Description of the task. The records that follow must be reproduced in full, exactly as written.

• • • • • • •

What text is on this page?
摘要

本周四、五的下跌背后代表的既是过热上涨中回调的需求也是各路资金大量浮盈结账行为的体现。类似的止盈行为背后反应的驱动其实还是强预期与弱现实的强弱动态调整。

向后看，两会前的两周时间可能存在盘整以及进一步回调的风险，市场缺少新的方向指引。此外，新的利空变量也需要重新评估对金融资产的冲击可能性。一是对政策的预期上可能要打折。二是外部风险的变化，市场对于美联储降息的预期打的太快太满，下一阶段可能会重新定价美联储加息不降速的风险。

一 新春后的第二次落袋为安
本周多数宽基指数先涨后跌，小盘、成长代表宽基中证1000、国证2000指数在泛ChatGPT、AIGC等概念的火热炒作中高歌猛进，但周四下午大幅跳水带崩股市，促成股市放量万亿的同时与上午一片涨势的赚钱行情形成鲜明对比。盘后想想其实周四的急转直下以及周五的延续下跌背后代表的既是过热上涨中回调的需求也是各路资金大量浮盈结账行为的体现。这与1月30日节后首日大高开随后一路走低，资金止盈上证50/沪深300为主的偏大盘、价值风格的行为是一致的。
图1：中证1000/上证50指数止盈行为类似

• • • • • • •

Exercise output.
What text is on this page?
摘要

本周四、五的下跌背后代表的既是过热上涨中回调的需求也是各路资金大量浮盈结账行为的体现。类似的止盈行为背后反应的驱动其实还是强预期与弱现实的强弱动态调整。

向后看，两会前的两周时间可能存在盘整以及进一步回调的风险，市场缺少新的方向指引。此外，新的利空变量也需要重新评估对金融资产的冲击可能性。一是对政策的预期上可能要打折。二是外部风险的变化，市场对于美联储降息的预期打的太快太满，下一阶段可能会重新定价美联储加息不降速的风险。

一 新春后的第二次落袋为安
本周多数宽基指数先涨后跌，小盘、成长代表宽基中证1000、国证2000指数在泛ChatGPT、AIGC等概念的火热炒作中高歌猛进，但周四下午大幅跳水带崩股市，促成股市放量万亿的同时与上午一片涨势的赚钱行情形成鲜明对比。盘后想想其实周四的急转直下以及周五的延续下跌背后代表的既是过热上涨中回调的需求也是各路资金大量浮盈结账行为的体现。这与1月30日节后首日大高开随后一路走低，资金止盈上证50/沪深300为主的偏大盘、价值风格的行为是一致的。
图1：中证1000/上证50指数止盈行为类似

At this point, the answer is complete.